* _What is required_
Retype the records below word for word and omit any image.

* _Extracted records_
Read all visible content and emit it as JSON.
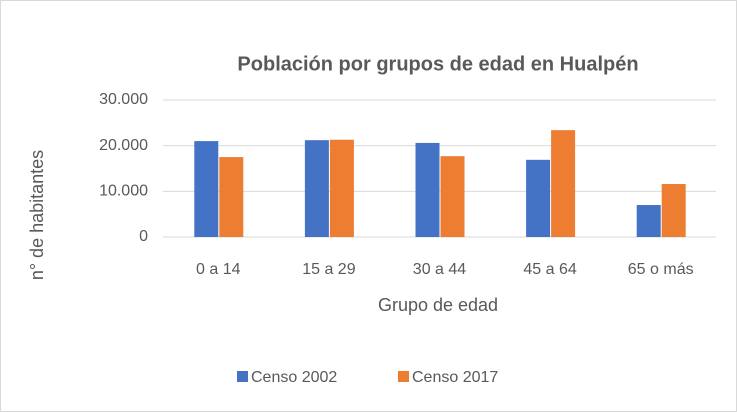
{
  "chart_data": {
    "type": "bar",
    "title": "Población por grupos de edad en Hualpén",
    "x_label": "Grupo de edad",
    "y_label": "n° de habitantes",
    "categories": [
      "0 a 14",
      "15 a 29",
      "30 a 44",
      "45 a 64",
      "65 o más"
    ],
    "series": [
      {
        "name": "Censo 2002",
        "color": "#4472c4",
        "values": [
          21000,
          21200,
          20600,
          16900,
          7000
        ]
      },
      {
        "name": "Censo 2017",
        "color": "#ed7d31",
        "values": [
          17500,
          21300,
          17700,
          23400,
          11600
        ]
      }
    ],
    "ylim": [
      0,
      30000
    ],
    "yticks": [
      0,
      {
        "value": 10000,
        "label": "10.000"
      },
      {
        "value": 20000,
        "label": "20.000"
      },
      {
        "value": 30000,
        "label": "30.000"
      }
    ],
    "grid": true,
    "legend": "bottom"
  }
}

* _Answer_
Read all visible content and emit it as JSON.
{
  "chart_data": {
    "type": "bar",
    "title": "Población por grupos de edad en Hualpén",
    "x_label": "Grupo de edad",
    "y_label": "n° de habitantes",
    "categories": [
      "0 a 14",
      "15 a 29",
      "30 a 44",
      "45 a 64",
      "65 o más"
    ],
    "series": [
      {
        "name": "Censo 2002",
        "color": "#4472c4",
        "values": [
          21000,
          21200,
          20600,
          16900,
          7000
        ]
      },
      {
        "name": "Censo 2017",
        "color": "#ed7d31",
        "values": [
          17500,
          21300,
          17700,
          23400,
          11600
        ]
      }
    ],
    "ylim": [
      0,
      30000
    ],
    "yticks": [
      0,
      {
        "value": 10000,
        "label": "10.000"
      },
      {
        "value": 20000,
        "label": "20.000"
      },
      {
        "value": 30000,
        "label": "30.000"
      }
    ],
    "grid": true,
    "legend": "bottom"
  }
}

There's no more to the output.